> [INSTRUCTIONS FOR THE TASK] Leave out the pictures and copy each record below exactly.

-- Begin RECORDS SUPPLIED --

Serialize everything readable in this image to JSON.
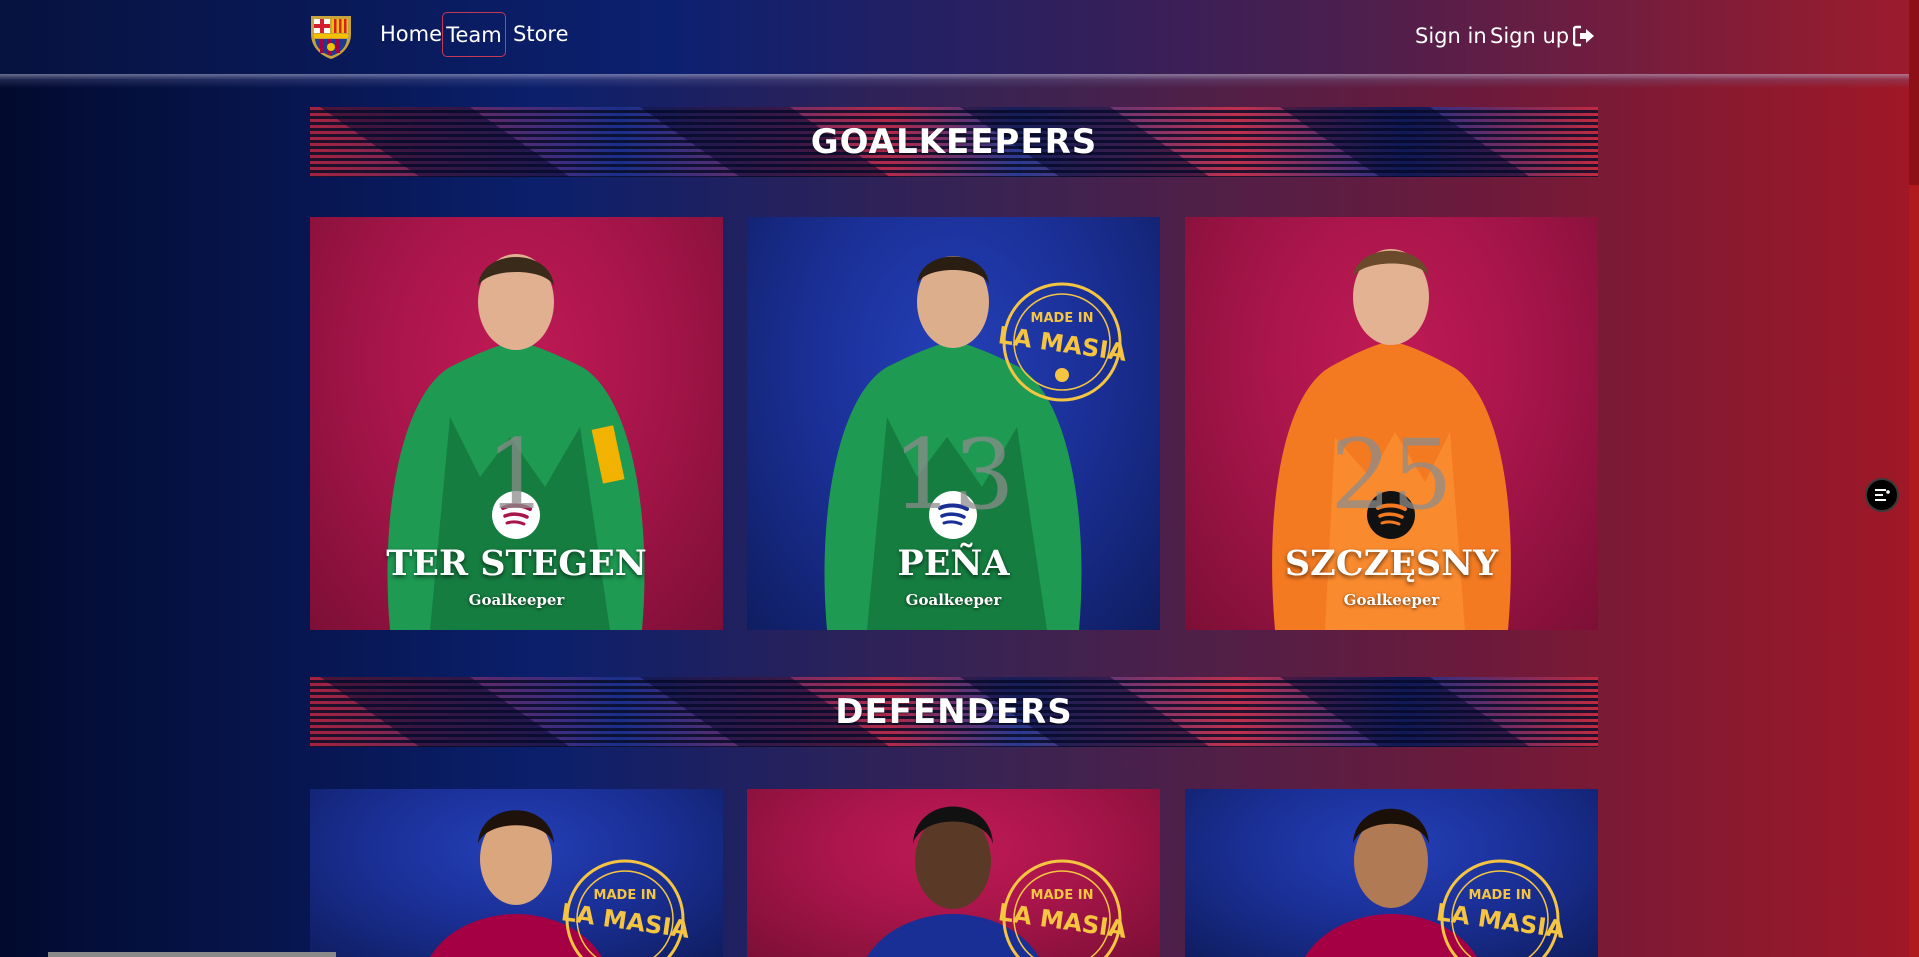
{
  "navbar": {
    "logo_alt": "FC Barcelona crest",
    "links": {
      "home": "Home",
      "team": "Team",
      "store": "Store"
    },
    "auth": {
      "sign_in": "Sign in",
      "sign_up": "Sign up",
      "signout_icon": "sign-out-icon"
    },
    "active_link": "Team"
  },
  "sections": {
    "goalkeepers": {
      "title": "GOALKEEPERS",
      "players": [
        {
          "number": "1",
          "name": "TER STEGEN",
          "position": "Goalkeeper",
          "background": "red",
          "kit": "green"
        },
        {
          "number": "13",
          "name": "PEÑA",
          "position": "Goalkeeper",
          "background": "blue",
          "kit": "green",
          "masia_badge": true
        },
        {
          "number": "25",
          "name": "SZCZĘSNY",
          "position": "Goalkeeper",
          "background": "red",
          "kit": "orange"
        }
      ]
    },
    "defenders": {
      "title": "DEFENDERS",
      "players": [
        {
          "background": "blue",
          "masia_badge": true
        },
        {
          "background": "red",
          "masia_badge": true
        },
        {
          "background": "blue",
          "masia_badge": true
        }
      ]
    }
  },
  "masia_badge": {
    "line1": "MADE IN",
    "line2": "LA MASIA"
  },
  "colors": {
    "accent_red": "#a50044",
    "accent_blue": "#004d98",
    "badge_yellow": "#f5c542"
  },
  "widget_icon": "list-menu-icon"
}
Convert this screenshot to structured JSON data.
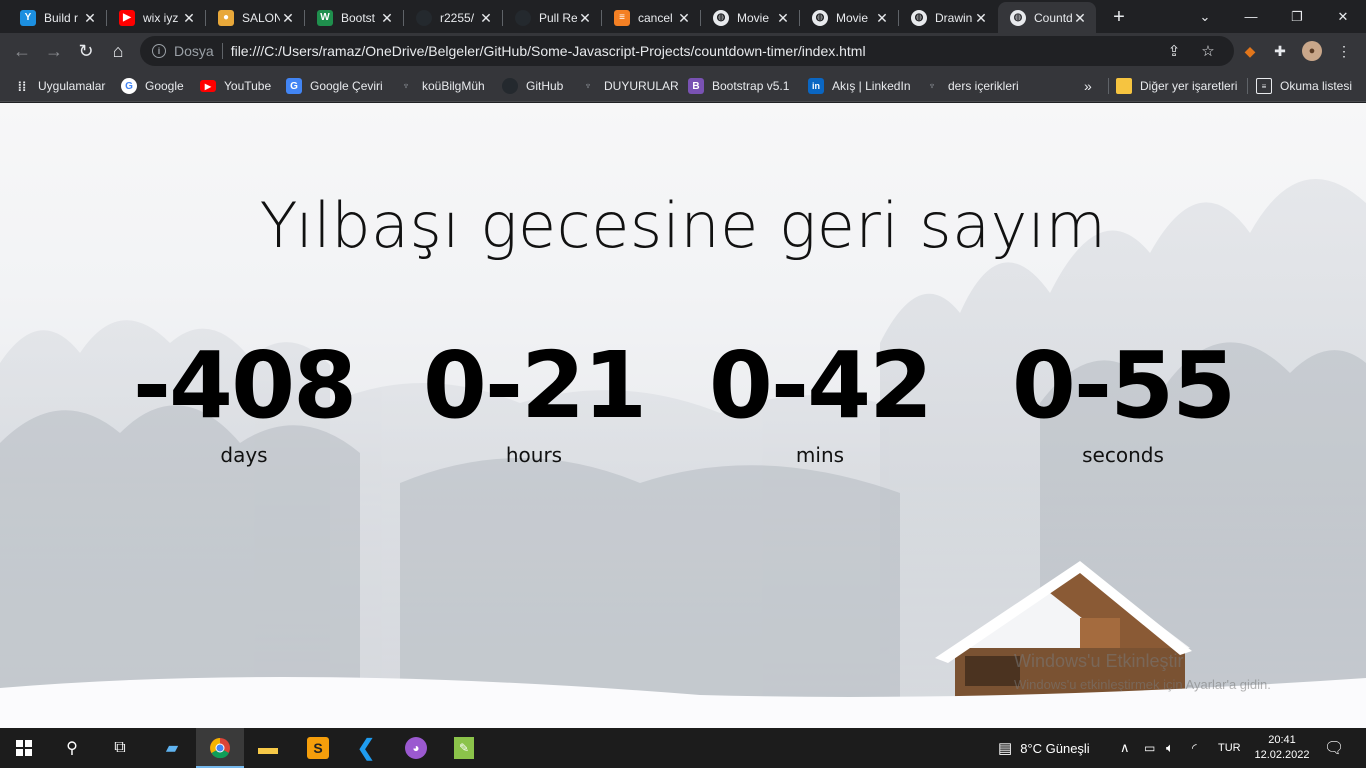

-- End RECORDS SUPPLIED --

> [PROBLEM SOLUTION]
Serialize everything readable in this image to JSON.
{
  "navbar": {
    "logo_alt": "FC Barcelona crest",
    "links": {
      "home": "Home",
      "team": "Team",
      "store": "Store"
    },
    "auth": {
      "sign_in": "Sign in",
      "sign_up": "Sign up",
      "signout_icon": "sign-out-icon"
    },
    "active_link": "Team"
  },
  "sections": {
    "goalkeepers": {
      "title": "GOALKEEPERS",
      "players": [
        {
          "number": "1",
          "name": "TER STEGEN",
          "position": "Goalkeeper",
          "background": "red",
          "kit": "green"
        },
        {
          "number": "13",
          "name": "PEÑA",
          "position": "Goalkeeper",
          "background": "blue",
          "kit": "green",
          "masia_badge": true
        },
        {
          "number": "25",
          "name": "SZCZĘSNY",
          "position": "Goalkeeper",
          "background": "red",
          "kit": "orange"
        }
      ]
    },
    "defenders": {
      "title": "DEFENDERS",
      "players": [
        {
          "background": "blue",
          "masia_badge": true
        },
        {
          "background": "red",
          "masia_badge": true
        },
        {
          "background": "blue",
          "masia_badge": true
        }
      ]
    }
  },
  "masia_badge": {
    "line1": "MADE IN",
    "line2": "LA MASIA"
  },
  "colors": {
    "accent_red": "#a50044",
    "accent_blue": "#004d98",
    "badge_yellow": "#f5c542"
  },
  "widget_icon": "list-menu-icon"
}
Convert this screenshot to structured JSON data.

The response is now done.